• _GOAL OF THE EXERCISE_
Give the number of lines that include the word "right", nothing more.

^^^^^^^^^^^^^^^^

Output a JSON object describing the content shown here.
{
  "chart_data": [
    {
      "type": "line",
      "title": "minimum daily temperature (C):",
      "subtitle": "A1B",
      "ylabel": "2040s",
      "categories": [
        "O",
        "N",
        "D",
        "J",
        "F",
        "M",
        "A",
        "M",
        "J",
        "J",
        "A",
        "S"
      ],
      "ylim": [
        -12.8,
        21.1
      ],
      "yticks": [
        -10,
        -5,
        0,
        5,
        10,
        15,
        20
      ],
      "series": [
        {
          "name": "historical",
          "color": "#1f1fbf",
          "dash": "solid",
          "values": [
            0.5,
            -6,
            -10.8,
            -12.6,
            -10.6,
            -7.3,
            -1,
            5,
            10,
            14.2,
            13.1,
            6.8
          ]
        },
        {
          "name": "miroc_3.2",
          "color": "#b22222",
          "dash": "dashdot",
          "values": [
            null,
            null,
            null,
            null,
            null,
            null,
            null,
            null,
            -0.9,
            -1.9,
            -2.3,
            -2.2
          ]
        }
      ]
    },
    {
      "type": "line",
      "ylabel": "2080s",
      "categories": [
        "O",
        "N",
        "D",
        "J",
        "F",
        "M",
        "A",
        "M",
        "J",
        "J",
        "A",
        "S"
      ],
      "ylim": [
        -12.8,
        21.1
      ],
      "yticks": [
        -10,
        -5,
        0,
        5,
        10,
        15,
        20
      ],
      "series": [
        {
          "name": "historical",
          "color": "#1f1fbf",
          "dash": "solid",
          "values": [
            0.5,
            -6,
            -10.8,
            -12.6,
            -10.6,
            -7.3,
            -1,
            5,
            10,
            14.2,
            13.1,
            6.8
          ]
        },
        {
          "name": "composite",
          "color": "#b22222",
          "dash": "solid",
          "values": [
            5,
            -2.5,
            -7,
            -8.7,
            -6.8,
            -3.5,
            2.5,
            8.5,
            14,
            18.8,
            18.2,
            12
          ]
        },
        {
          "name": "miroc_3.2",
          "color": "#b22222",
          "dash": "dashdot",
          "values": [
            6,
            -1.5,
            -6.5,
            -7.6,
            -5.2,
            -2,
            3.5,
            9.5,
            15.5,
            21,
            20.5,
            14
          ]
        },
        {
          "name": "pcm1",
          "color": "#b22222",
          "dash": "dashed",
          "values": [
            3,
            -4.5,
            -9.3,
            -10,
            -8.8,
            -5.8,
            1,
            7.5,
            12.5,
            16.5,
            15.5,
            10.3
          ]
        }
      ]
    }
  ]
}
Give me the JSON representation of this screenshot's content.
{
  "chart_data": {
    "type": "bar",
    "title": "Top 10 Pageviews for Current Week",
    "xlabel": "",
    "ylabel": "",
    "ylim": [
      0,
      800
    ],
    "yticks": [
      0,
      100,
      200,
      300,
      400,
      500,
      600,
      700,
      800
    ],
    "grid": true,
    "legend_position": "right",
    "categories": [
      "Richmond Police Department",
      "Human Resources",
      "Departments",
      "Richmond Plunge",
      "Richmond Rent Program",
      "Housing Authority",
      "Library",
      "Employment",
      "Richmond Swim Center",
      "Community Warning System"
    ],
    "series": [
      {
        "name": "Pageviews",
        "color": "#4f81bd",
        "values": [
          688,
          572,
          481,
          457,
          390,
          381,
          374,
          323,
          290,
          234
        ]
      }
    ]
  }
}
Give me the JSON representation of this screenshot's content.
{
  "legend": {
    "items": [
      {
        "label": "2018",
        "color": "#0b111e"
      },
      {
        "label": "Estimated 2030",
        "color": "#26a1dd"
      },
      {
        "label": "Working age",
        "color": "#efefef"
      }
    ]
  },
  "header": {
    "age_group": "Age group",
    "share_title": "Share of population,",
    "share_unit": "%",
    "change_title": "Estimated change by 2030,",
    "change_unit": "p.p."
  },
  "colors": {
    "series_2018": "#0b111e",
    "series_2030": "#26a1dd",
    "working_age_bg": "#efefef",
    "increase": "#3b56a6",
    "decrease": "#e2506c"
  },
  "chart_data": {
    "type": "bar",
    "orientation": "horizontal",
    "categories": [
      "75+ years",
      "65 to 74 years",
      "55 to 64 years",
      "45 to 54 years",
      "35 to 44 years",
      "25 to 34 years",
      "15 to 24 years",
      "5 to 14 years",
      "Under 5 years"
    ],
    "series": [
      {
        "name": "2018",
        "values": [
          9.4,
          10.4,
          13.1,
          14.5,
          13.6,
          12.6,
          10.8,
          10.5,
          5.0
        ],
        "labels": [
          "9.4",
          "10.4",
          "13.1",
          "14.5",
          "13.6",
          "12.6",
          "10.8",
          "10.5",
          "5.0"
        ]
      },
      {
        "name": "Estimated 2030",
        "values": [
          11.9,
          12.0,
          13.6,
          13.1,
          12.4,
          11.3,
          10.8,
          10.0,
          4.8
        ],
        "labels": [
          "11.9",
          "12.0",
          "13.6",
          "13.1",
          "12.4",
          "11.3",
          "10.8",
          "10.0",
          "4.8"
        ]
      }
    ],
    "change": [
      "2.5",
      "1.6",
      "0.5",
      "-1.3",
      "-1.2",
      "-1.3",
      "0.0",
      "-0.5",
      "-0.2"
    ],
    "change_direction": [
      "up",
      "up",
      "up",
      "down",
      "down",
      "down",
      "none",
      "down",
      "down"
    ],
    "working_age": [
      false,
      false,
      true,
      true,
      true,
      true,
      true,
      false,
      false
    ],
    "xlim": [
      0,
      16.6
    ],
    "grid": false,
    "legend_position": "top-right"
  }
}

^^^^^^^^^^^^^^^^

• _RESULT OF THIS EXERCISE_
2